::: Data section :::
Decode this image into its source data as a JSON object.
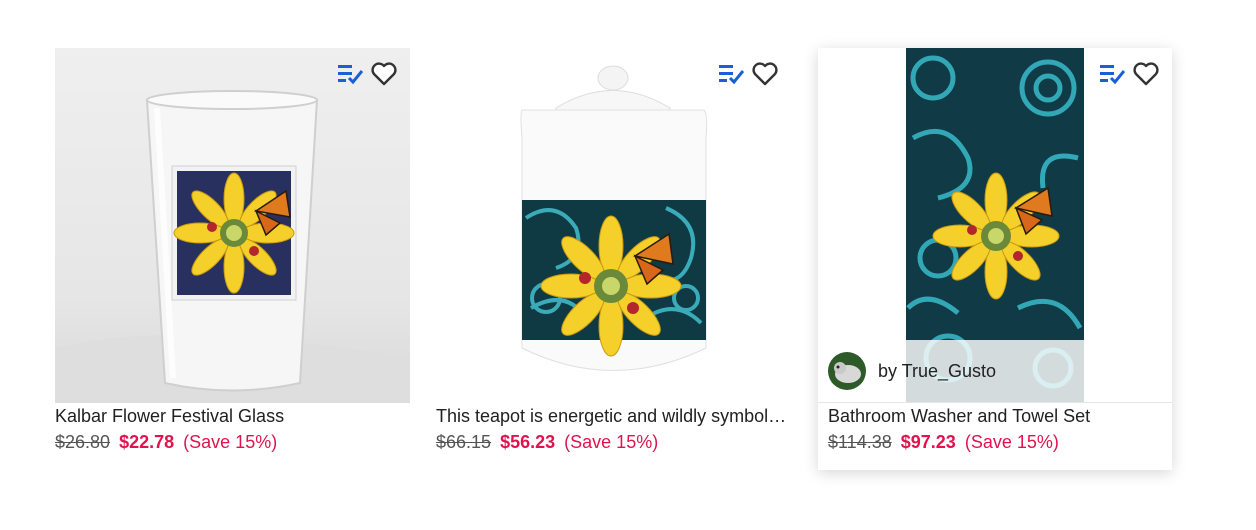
{
  "products": [
    {
      "title": "Kalbar Flower Festival Glass",
      "original_price": "$26.80",
      "sale_price": "$22.78",
      "save_text": "(Save 15%)"
    },
    {
      "title": "This teapot is energetic and wildly symbol…",
      "original_price": "$66.15",
      "sale_price": "$56.23",
      "save_text": "(Save 15%)"
    },
    {
      "title": "Bathroom Washer and Towel Set",
      "original_price": "$114.38",
      "sale_price": "$97.23",
      "save_text": "(Save 15%)",
      "creator": "by True_Gusto"
    }
  ],
  "icons": {
    "add_to_list": "add-to-list-icon",
    "favorite": "heart-outline-icon"
  },
  "colors": {
    "sale_red": "#e0134e",
    "list_icon_blue": "#1a5fd6"
  }
}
:::
Required work = Make an exact copy of the records above, with the pictures left out.

Answer to this task =
Decode this image into its source data as a JSON object.
{
  "products": [
    {
      "title": "Kalbar Flower Festival Glass",
      "original_price": "$26.80",
      "sale_price": "$22.78",
      "save_text": "(Save 15%)"
    },
    {
      "title": "This teapot is energetic and wildly symbol…",
      "original_price": "$66.15",
      "sale_price": "$56.23",
      "save_text": "(Save 15%)"
    },
    {
      "title": "Bathroom Washer and Towel Set",
      "original_price": "$114.38",
      "sale_price": "$97.23",
      "save_text": "(Save 15%)",
      "creator": "by True_Gusto"
    }
  ],
  "icons": {
    "add_to_list": "add-to-list-icon",
    "favorite": "heart-outline-icon"
  },
  "colors": {
    "sale_red": "#e0134e",
    "list_icon_blue": "#1a5fd6"
  }
}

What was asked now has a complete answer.